Saved entries
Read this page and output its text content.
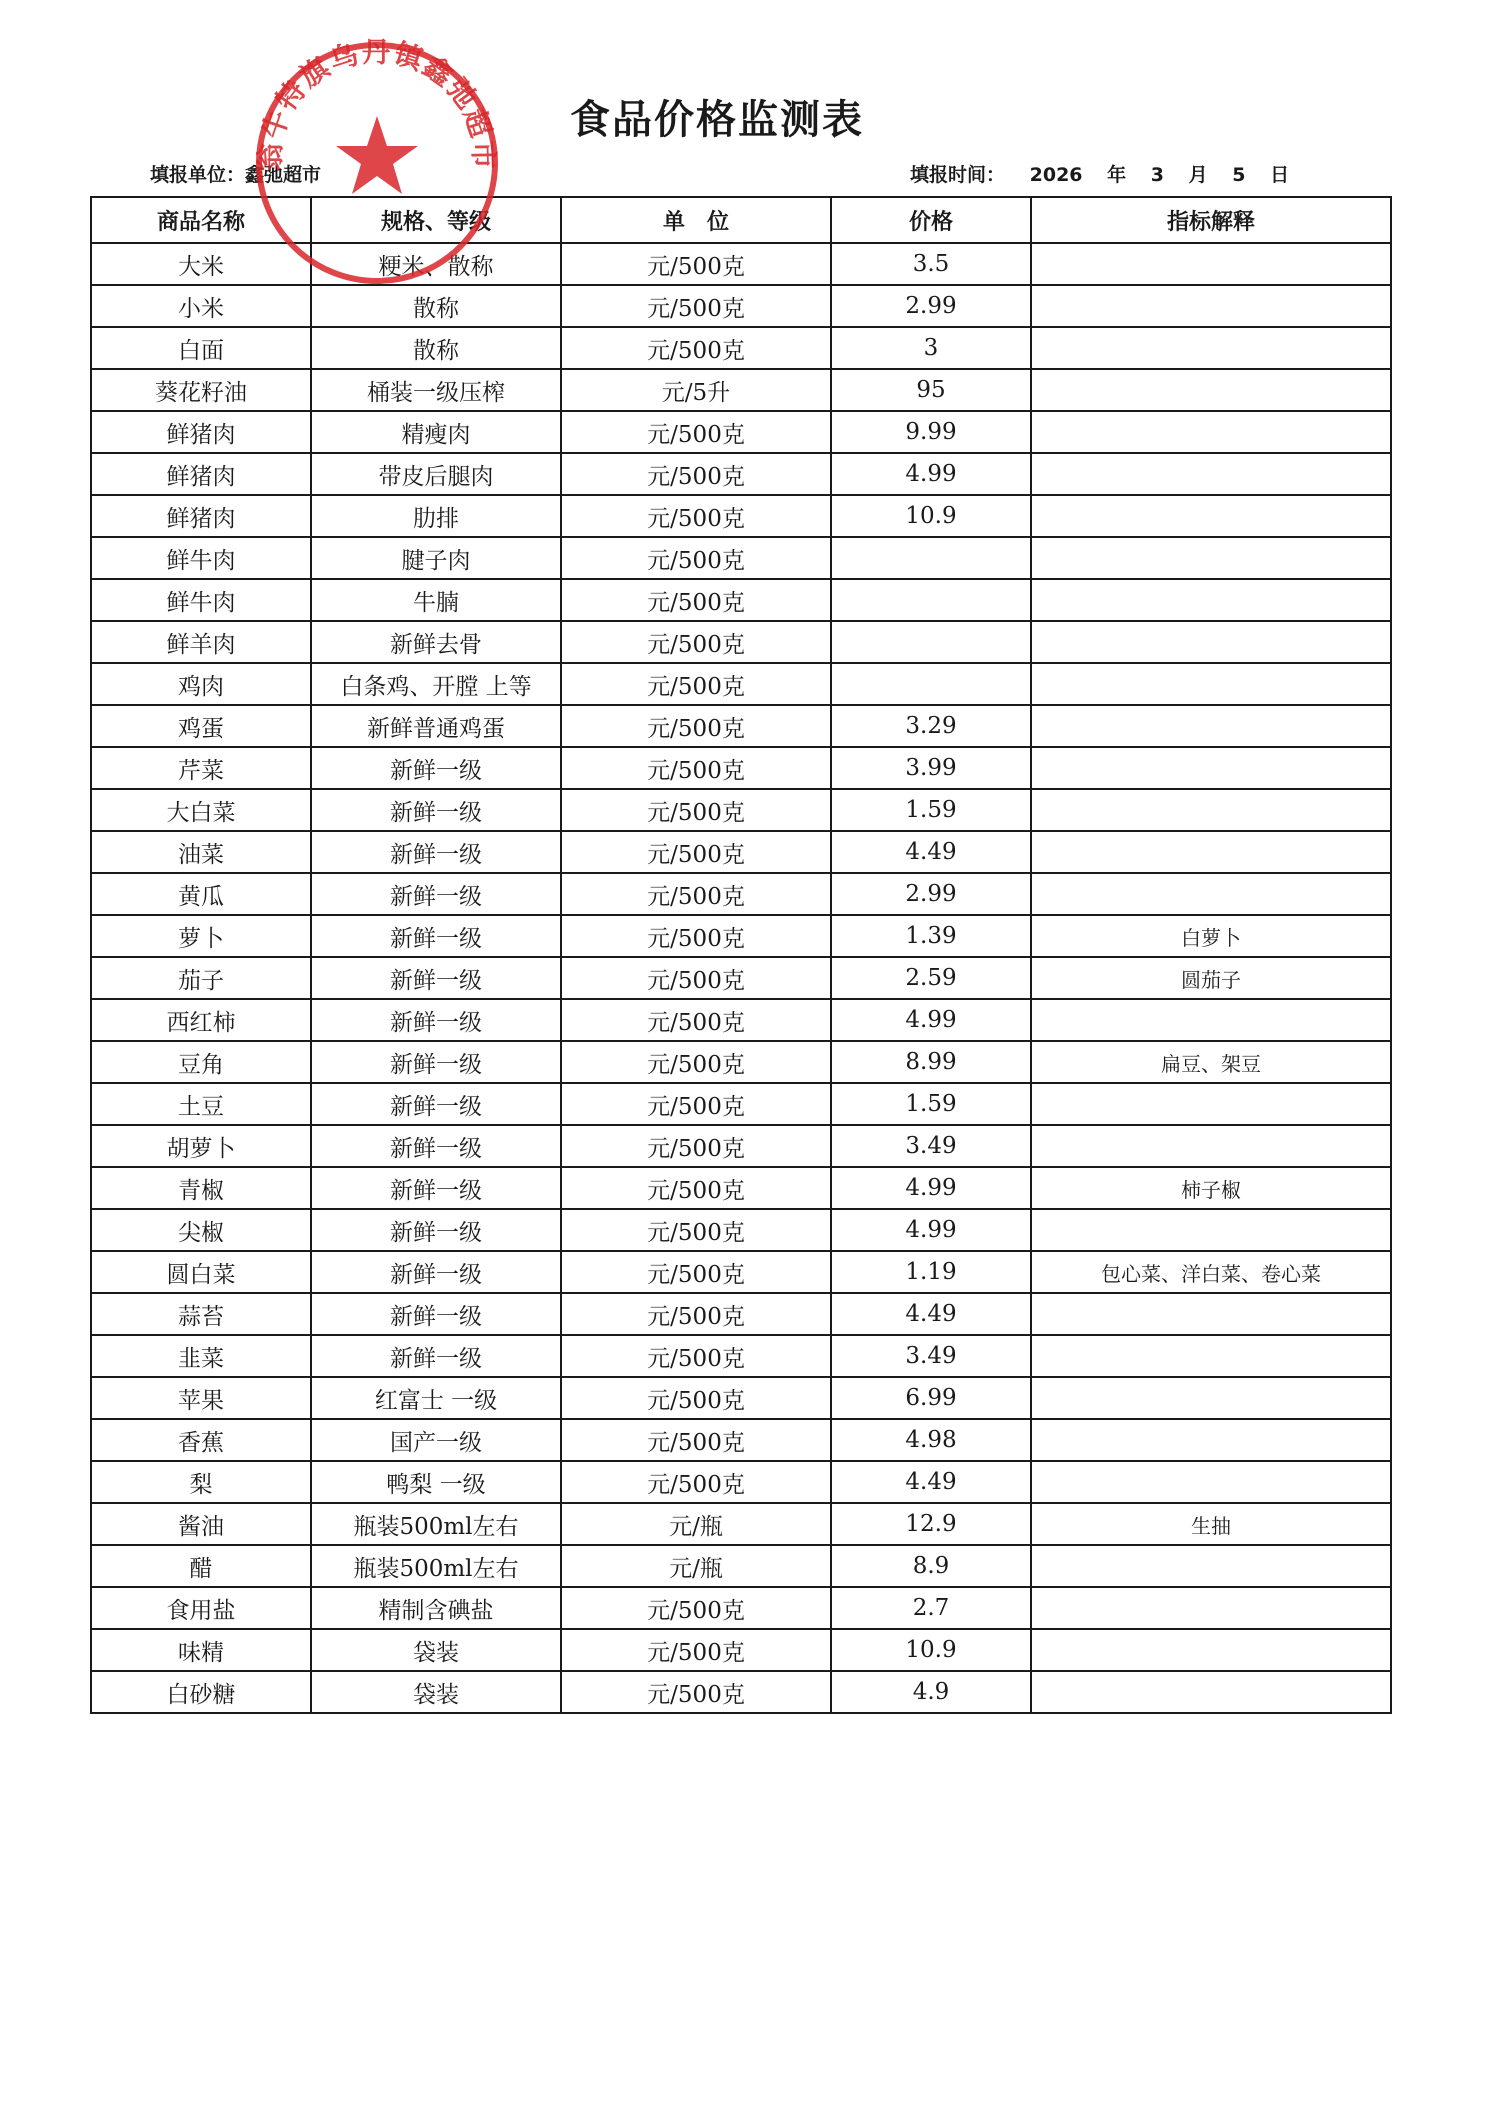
食品价格监测表
填报单位：鑫弛超市	填报时间： 2026 年 3 月 5 日
商品名称	规格、等级	单　位	价格	指标解释
大米	粳米、散称	元/500克	3.5	
小米	散称	元/500克	2.99	
白面	散称	元/500克	3	
葵花籽油	桶装一级压榨	元/5升	95	
鲜猪肉	精瘦肉	元/500克	9.99	
鲜猪肉	带皮后腿肉	元/500克	4.99	
鲜猪肉	肋排	元/500克	10.9	
鲜牛肉	腱子肉	元/500克		
鲜牛肉	牛腩	元/500克		
鲜羊肉	新鲜去骨	元/500克		
鸡肉	白条鸡、开膛 上等	元/500克		
鸡蛋	新鲜普通鸡蛋	元/500克	3.29	
芹菜	新鲜一级	元/500克	3.99	
大白菜	新鲜一级	元/500克	1.59	
油菜	新鲜一级	元/500克	4.49	
黄瓜	新鲜一级	元/500克	2.99	
萝卜	新鲜一级	元/500克	1.39	白萝卜
茄子	新鲜一级	元/500克	2.59	圆茄子
西红柿	新鲜一级	元/500克	4.99	
豆角	新鲜一级	元/500克	8.99	扁豆、架豆
土豆	新鲜一级	元/500克	1.59	
胡萝卜	新鲜一级	元/500克	3.49	
青椒	新鲜一级	元/500克	4.99	柿子椒
尖椒	新鲜一级	元/500克	4.99	
圆白菜	新鲜一级	元/500克	1.19	包心菜、洋白菜、卷心菜
蒜苔	新鲜一级	元/500克	4.49	
韭菜	新鲜一级	元/500克	3.49	
苹果	红富士 一级	元/500克	6.99	
香蕉	国产一级	元/500克	4.98	
梨	鸭梨 一级	元/500克	4.49	
酱油	瓶装500ml左右	元/瓶	12.9	生抽
醋	瓶装500ml左右	元/瓶	8.9	
食用盐	精制含碘盐	元/500克	2.7	
味精	袋装	元/500克	10.9	
白砂糖	袋装	元/500克	4.9	
翁牛特旗乌丹镇鑫弛超市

_Given exercise:_ Copy every entry exactly as written. Pictures are excluded.

_Completed task:_
Read this page and output its text content.
食品价格监测表
填报单位：鑫弛超市	填报时间： 2026 年 3 月 5 日
商品名称	规格、等级	单　位	价格	指标解释
大米	粳米、散称	元/500克	3.5	
小米	散称	元/500克	2.99	
白面	散称	元/500克	3	
葵花籽油	桶装一级压榨	元/5升	95	
鲜猪肉	精瘦肉	元/500克	9.99	
鲜猪肉	带皮后腿肉	元/500克	4.99	
鲜猪肉	肋排	元/500克	10.9	
鲜牛肉	腱子肉	元/500克		
鲜牛肉	牛腩	元/500克		
鲜羊肉	新鲜去骨	元/500克		
鸡肉	白条鸡、开膛 上等	元/500克		
鸡蛋	新鲜普通鸡蛋	元/500克	3.29	
芹菜	新鲜一级	元/500克	3.99	
大白菜	新鲜一级	元/500克	1.59	
油菜	新鲜一级	元/500克	4.49	
黄瓜	新鲜一级	元/500克	2.99	
萝卜	新鲜一级	元/500克	1.39	白萝卜
茄子	新鲜一级	元/500克	2.59	圆茄子
西红柿	新鲜一级	元/500克	4.99	
豆角	新鲜一级	元/500克	8.99	扁豆、架豆
土豆	新鲜一级	元/500克	1.59	
胡萝卜	新鲜一级	元/500克	3.49	
青椒	新鲜一级	元/500克	4.99	柿子椒
尖椒	新鲜一级	元/500克	4.99	
圆白菜	新鲜一级	元/500克	1.19	包心菜、洋白菜、卷心菜
蒜苔	新鲜一级	元/500克	4.49	
韭菜	新鲜一级	元/500克	3.49	
苹果	红富士 一级	元/500克	6.99	
香蕉	国产一级	元/500克	4.98	
梨	鸭梨 一级	元/500克	4.49	
酱油	瓶装500ml左右	元/瓶	12.9	生抽
醋	瓶装500ml左右	元/瓶	8.9	
食用盐	精制含碘盐	元/500克	2.7	
味精	袋装	元/500克	10.9	
白砂糖	袋装	元/500克	4.9	
翁牛特旗乌丹镇鑫弛超市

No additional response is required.